- Job
Go through each line of the records below and count those with the word "were"; give only the total.

Data records

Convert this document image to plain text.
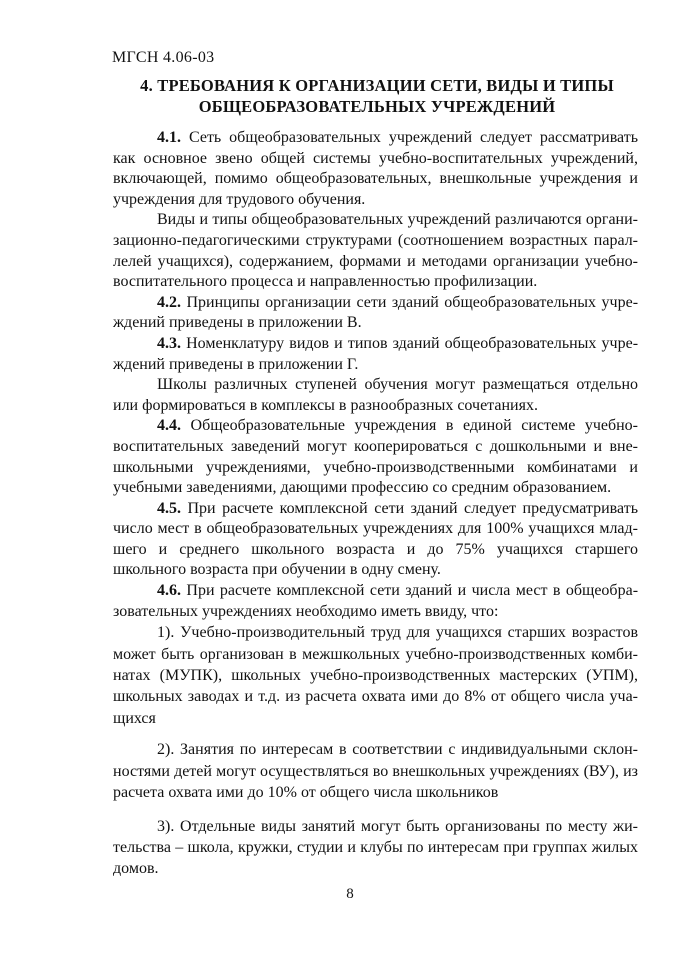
МГСН 4.06-03
4. ТРЕБОВАНИЯ К ОРГАНИЗАЦИИ СЕТИ, ВИДЫ И ТИПЫ
ОБЩЕОБРАЗОВАТЕЛЬНЫХ УЧРЕЖДЕНИЙ

4.1. Сеть общеобразовательных учреждений следует рассматривать как основное звено общей системы учебно-воспитательных учреждений, включающей, помимо общеобразовательных, внешкольные учреждения и учреждения для трудового обучения.

Виды и типы общеобразовательных учреждений различаются организационно-педагогическими структурами (соотношением возрастных параллелей учащихся), содержанием, формами и методами организации учебно-воспитательного процесса и направленностью профилизации.

4.2. Принципы организации сети зданий общеобразовательных учреждений приведены в приложении В.

4.3. Номенклатуру видов и типов зданий общеобразовательных учреждений приведены в приложении Г.

Школы различных ступеней обучения могут размещаться отдельно или формироваться в комплексы в разнообразных сочетаниях.

4.4. Общеобразовательные учреждения в единой системе учебно-воспитательных заведений могут кооперироваться с дошкольными и внешкольными учреждениями, учебно-производственными комбинатами и учебными заведениями, дающими профессию со средним образованием.

4.5. При расчете комплексной сети зданий следует предусматривать число мест в общеобразовательных учреждениях для 100% учащихся младшего и среднего школьного возраста и до 75% учащихся старшего школьного возраста при обучении в одну смену.

4.6. При расчете комплексной сети зданий и числа мест в общеобразовательных учреждениях необходимо иметь ввиду, что:

1). Учебно-производительный труд для учащихся старших возрастов может быть организован в межшкольных учебно-производственных комбинатах (МУПК), школьных учебно-производственных мастерских (УПМ), школьных заводах и т.д. из расчета охвата ими до 8% от общего числа учащихся

2). Занятия по интересам в соответствии с индивидуальными склонностями детей могут осуществляться во внешкольных учреждениях (ВУ), из расчета охвата ими до 10% от общего числа школьников

3). Отдельные виды занятий могут быть организованы по месту жительства – школа, кружки, студии и клубы по интересам при группах жилых домов.

8
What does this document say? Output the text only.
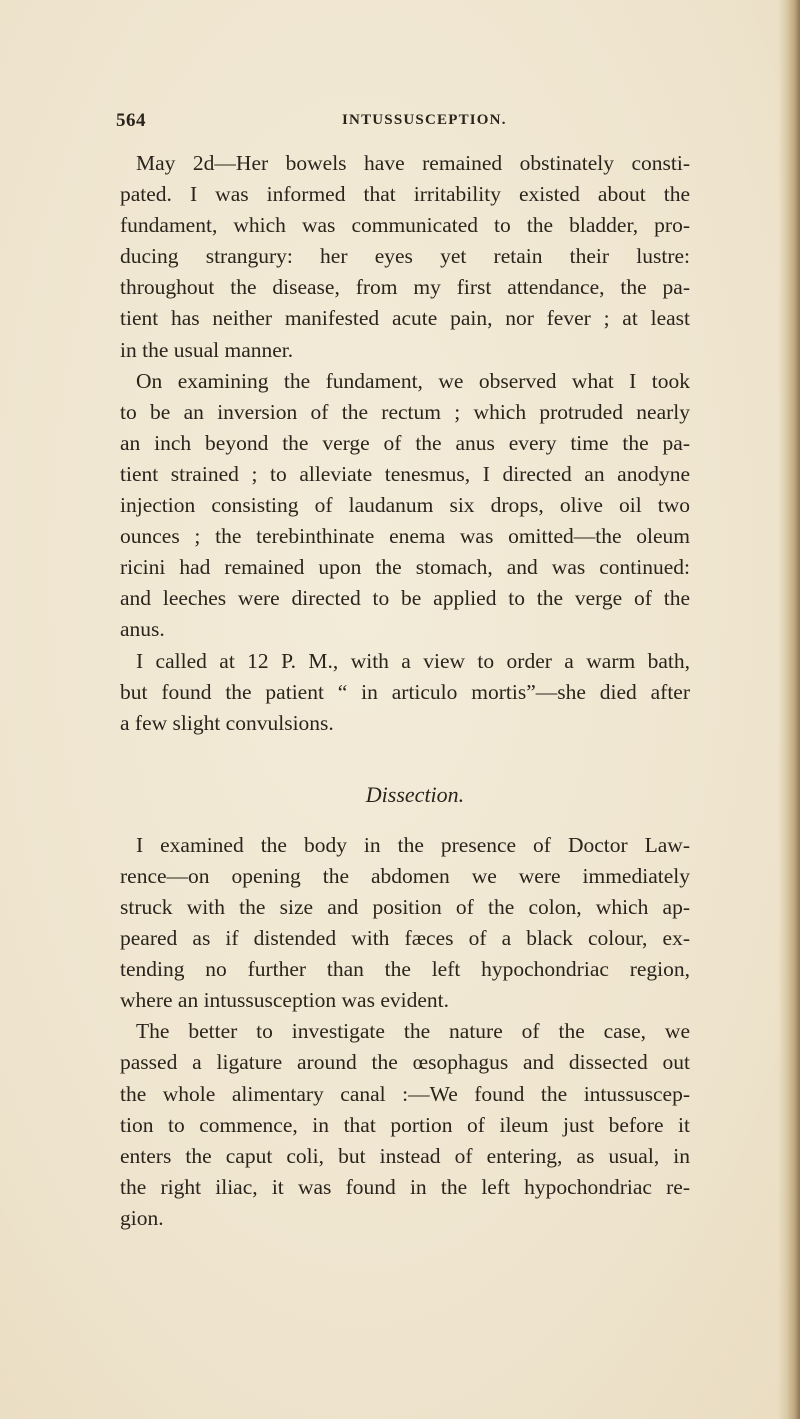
564	INTUSSUSCEPTION.
May 2d—Her bowels have remained obstinately consti-
pated. I was informed that irritability existed about the
fundament, which was communicated to the bladder, pro-
ducing strangury: her eyes yet retain their lustre:
throughout the disease, from my first attendance, the pa-
tient has neither manifested acute pain, nor fever ; at least
in the usual manner.
On examining the fundament, we observed what I took
to be an inversion of the rectum ; which protruded nearly
an inch beyond the verge of the anus every time the pa-
tient strained ; to alleviate tenesmus, I directed an anodyne
injection consisting of laudanum six drops, olive oil two
ounces ; the terebinthinate enema was omitted—the oleum
ricini had remained upon the stomach, and was continued:
and leeches were directed to be applied to the verge of the
anus.
I called at 12 P. M., with a view to order a warm bath,
but found the patient “ in articulo mortis”—she died after
a few slight convulsions.
Dissection.
I examined the body in the presence of Doctor Law-
rence—on opening the abdomen we were immediately
struck with the size and position of the colon, which ap-
peared as if distended with fæces of a black colour, ex-
tending no further than the left hypochondriac region,
where an intussusception was evident.
The better to investigate the nature of the case, we
passed a ligature around the œsophagus and dissected out
the whole alimentary canal :—We found the intussuscep-
tion to commence, in that portion of ileum just before it
enters the caput coli, but instead of entering, as usual, in
the right iliac, it was found in the left hypochondriac re-
gion.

- Finished task
2